======== Listing ========
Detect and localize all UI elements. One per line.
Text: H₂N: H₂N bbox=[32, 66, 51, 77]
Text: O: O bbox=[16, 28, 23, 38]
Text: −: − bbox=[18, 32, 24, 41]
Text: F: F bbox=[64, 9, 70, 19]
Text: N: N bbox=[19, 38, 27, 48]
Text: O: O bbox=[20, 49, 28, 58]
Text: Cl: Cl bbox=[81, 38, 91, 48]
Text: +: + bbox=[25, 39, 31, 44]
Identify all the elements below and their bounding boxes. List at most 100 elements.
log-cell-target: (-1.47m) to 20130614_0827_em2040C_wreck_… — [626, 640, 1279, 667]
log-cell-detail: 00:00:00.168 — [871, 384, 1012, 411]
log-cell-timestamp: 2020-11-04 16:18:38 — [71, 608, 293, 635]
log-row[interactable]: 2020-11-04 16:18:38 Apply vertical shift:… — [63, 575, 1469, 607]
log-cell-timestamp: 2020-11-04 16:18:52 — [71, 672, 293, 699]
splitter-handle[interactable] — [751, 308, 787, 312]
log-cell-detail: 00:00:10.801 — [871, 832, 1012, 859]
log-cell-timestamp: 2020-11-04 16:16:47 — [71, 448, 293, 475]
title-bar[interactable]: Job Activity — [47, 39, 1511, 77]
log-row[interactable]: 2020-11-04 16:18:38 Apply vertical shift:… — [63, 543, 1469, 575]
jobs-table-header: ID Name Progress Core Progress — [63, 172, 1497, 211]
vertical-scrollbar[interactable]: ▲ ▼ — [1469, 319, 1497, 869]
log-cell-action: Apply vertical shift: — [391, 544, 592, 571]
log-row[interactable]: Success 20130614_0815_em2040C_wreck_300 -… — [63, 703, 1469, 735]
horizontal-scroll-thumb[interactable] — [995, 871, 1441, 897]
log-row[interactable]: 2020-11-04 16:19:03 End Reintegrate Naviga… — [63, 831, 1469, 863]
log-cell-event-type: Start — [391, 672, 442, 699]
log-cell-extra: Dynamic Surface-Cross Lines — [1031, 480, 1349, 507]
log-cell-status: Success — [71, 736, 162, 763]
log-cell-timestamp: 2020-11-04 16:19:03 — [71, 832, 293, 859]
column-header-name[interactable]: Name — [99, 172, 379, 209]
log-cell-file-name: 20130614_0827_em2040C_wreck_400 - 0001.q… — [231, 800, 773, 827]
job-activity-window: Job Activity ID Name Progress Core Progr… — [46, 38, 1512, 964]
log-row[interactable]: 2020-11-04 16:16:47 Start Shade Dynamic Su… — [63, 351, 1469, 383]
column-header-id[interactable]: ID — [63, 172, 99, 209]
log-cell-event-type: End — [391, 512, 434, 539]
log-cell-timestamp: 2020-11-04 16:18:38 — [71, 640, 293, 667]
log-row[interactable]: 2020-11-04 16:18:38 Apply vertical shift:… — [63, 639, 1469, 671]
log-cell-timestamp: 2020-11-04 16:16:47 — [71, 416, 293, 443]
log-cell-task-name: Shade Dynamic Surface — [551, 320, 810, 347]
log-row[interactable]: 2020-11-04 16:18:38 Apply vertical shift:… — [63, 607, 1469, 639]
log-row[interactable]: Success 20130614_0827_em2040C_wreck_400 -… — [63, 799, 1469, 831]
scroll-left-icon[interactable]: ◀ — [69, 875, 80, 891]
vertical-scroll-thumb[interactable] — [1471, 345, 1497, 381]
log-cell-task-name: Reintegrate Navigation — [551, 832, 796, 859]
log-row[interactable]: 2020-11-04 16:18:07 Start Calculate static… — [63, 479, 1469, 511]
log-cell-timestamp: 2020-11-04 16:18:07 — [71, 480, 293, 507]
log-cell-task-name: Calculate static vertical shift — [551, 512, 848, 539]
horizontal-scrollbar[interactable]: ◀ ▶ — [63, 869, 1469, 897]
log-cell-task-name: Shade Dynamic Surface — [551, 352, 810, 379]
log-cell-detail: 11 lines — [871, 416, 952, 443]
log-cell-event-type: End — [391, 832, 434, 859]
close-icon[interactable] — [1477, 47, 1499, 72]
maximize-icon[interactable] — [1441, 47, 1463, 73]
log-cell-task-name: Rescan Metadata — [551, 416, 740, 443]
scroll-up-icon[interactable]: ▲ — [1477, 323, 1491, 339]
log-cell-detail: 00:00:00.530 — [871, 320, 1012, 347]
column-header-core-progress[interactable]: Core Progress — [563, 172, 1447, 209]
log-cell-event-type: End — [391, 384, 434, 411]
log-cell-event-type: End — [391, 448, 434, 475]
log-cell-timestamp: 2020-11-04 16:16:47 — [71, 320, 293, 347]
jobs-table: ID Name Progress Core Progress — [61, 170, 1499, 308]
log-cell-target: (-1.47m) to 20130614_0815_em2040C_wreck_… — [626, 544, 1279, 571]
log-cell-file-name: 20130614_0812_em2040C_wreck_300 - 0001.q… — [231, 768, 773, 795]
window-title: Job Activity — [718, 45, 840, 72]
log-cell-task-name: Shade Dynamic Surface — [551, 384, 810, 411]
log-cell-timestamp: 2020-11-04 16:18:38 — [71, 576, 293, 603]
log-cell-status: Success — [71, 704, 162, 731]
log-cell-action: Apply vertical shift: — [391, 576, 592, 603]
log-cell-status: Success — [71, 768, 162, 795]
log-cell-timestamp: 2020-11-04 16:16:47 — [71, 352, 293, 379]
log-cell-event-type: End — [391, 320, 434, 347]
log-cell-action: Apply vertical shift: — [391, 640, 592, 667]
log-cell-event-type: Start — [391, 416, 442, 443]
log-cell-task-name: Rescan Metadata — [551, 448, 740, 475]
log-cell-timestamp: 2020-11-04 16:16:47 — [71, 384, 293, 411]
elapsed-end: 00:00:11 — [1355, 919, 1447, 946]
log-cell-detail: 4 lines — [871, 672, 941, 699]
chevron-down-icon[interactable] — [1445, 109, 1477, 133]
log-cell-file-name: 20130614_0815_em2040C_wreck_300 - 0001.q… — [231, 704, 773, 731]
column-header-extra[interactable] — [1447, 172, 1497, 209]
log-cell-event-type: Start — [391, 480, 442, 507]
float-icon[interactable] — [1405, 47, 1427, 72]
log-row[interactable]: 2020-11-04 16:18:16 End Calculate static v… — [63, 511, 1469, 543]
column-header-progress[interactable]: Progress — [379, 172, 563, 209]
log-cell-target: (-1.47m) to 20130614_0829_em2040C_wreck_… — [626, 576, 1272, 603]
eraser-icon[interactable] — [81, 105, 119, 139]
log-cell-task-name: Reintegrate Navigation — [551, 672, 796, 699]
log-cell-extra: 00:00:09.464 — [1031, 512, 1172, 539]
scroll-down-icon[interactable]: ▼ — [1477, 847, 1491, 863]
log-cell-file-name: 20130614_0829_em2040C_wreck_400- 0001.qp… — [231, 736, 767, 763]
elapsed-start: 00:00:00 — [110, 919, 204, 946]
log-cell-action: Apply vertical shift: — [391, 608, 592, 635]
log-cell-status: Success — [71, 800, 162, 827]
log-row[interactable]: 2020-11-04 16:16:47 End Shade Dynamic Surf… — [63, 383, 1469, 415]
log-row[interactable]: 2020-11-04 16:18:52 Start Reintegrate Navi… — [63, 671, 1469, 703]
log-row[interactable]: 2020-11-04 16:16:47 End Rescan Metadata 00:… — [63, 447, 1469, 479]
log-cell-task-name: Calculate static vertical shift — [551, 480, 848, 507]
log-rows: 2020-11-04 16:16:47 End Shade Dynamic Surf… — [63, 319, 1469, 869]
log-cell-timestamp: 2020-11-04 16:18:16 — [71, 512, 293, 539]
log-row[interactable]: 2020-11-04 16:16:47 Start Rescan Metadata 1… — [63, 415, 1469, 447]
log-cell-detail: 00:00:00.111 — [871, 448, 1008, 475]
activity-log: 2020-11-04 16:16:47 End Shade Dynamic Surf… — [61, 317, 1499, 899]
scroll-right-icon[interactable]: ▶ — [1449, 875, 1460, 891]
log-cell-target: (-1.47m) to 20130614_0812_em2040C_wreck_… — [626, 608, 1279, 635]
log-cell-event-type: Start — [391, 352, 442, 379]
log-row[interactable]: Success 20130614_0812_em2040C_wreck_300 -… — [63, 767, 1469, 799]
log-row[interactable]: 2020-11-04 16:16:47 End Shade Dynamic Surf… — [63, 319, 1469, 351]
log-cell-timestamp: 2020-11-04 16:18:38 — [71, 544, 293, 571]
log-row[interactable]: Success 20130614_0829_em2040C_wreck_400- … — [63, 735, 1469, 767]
========
▶ [What is asked]: Please update the stretch from the start of the records through the line containing "Text: O: O bbox=[20, 49, 28, 58]" by replacing "localize" with "locate". Write out only those lines again, with everything else unchanged.

▶ [Worked solution]:
Detect and locate all UI elements. One per line.
Text: H₂N: H₂N bbox=[32, 66, 51, 77]
Text: O: O bbox=[16, 28, 23, 38]
Text: −: − bbox=[18, 32, 24, 41]
Text: F: F bbox=[64, 9, 70, 19]
Text: N: N bbox=[19, 38, 27, 48]
Text: O: O bbox=[20, 49, 28, 58]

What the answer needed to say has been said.